Selected extract
Behind this apparently simple reaction is a multistep mechanism. The key steps of transphosphorylation are as follows:
- NDPK binds to a NTP1
- A phosphoryl group from NTP1 is transferred to His in active site of NDPK
- Phosphoenzyme intermediate is formed
- Initially bound NDP1 is released from NDPK bringing in new NDP2
- Phosphoryl group is transferred from NDPK-His to NDP2 or dNDP2, creating a bound NTP2
- NDPK releases the new NTP2

Each step is part of a reversible process, such that the multistep equilibrium is of the following form.

NDPK + NTP ↔ NDPK~NTP ↔ NDPK-P~NDP ↔ NDPK-P + NDP
NDPK's roles in these NTPs differ; generally, kinases bring in NTPs for nucleic acid synthesis. CTP is provided for lipid synthesis, UTP for polysaccharide synthesis while GTP is used for protein elongation and signal transduction.
During cAMP-mediated signal transduction, NDPK is responsible for phosphorylating GDP released from G proteins activated from receptor binding; once ATP donates a phosphate group via activity of NDPK, GTP is consecutively bound. Increased activity of membrane-associated NDPK yields cAMP synthesis.
NDPK controls K+ channels, G proteins, cell secretion, cellular energy production, and UTP synthesis.

Entries shown
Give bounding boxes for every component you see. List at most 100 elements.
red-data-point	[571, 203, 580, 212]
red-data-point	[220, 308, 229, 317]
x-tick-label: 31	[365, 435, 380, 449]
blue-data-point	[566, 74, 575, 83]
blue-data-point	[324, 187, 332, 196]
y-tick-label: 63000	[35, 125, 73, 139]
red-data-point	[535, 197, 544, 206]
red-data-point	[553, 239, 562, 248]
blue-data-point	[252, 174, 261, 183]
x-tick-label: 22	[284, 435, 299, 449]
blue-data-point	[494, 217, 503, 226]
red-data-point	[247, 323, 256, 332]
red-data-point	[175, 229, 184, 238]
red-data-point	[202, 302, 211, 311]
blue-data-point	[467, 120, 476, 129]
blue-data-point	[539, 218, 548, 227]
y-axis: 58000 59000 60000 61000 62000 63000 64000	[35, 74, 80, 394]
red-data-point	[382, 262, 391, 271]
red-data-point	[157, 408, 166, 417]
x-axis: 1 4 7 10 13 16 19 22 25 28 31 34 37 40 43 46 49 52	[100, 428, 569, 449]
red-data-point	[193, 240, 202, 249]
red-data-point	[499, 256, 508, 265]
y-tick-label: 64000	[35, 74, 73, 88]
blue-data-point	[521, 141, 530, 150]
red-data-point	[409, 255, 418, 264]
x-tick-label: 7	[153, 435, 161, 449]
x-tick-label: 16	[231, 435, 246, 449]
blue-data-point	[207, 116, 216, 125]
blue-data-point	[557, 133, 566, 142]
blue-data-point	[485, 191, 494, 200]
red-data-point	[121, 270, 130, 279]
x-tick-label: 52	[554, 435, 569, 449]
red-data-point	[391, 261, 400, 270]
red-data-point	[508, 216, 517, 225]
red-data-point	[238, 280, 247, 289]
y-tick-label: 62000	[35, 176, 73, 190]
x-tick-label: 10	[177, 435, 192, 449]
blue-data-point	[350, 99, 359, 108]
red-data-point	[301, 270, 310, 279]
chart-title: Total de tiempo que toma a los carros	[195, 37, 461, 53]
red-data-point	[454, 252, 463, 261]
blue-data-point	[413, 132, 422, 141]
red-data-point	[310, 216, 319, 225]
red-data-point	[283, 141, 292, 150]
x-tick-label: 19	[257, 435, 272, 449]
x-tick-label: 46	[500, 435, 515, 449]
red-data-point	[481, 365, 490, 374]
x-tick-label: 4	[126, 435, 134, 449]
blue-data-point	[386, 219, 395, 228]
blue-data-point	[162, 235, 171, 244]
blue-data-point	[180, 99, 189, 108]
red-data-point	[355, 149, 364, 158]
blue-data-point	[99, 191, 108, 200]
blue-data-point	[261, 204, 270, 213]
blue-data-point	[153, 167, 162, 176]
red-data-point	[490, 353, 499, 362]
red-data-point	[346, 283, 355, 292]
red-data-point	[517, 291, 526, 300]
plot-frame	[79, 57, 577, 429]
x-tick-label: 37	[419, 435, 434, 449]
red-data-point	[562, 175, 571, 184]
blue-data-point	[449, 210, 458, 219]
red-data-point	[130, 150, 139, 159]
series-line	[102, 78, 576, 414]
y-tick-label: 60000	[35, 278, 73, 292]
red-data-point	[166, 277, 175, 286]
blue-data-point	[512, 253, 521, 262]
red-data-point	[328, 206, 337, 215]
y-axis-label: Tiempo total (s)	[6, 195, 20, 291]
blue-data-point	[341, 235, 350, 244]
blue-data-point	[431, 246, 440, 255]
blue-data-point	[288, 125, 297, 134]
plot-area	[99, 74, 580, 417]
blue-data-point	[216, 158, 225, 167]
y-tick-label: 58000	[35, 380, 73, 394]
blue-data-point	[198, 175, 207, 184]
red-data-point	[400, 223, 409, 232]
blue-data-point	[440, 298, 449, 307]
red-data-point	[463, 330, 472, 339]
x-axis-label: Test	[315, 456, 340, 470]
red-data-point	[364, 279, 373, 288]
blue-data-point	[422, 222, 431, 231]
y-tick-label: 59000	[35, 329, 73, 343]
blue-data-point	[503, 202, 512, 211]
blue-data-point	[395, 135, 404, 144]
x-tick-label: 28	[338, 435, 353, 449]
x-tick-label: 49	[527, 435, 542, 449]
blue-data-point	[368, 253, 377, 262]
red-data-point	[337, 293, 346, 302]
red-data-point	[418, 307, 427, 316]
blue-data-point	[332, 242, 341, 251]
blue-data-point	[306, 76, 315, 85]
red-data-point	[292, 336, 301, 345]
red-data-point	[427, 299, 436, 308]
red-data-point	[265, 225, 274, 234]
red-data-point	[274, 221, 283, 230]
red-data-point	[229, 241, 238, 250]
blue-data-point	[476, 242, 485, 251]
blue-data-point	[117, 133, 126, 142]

Exercise brief
Answer these questions from the NDPK text.
1. To which residue in the NDPK active site is the phosphoryl group from NTP1 transferred?
2. Which nucleoside triphosphate is provided for lipid synthesis?
3. What does increased activity of membrane-associated NDPK yield?

Written answer
1. His
2. CTP
3. cAMP synthesis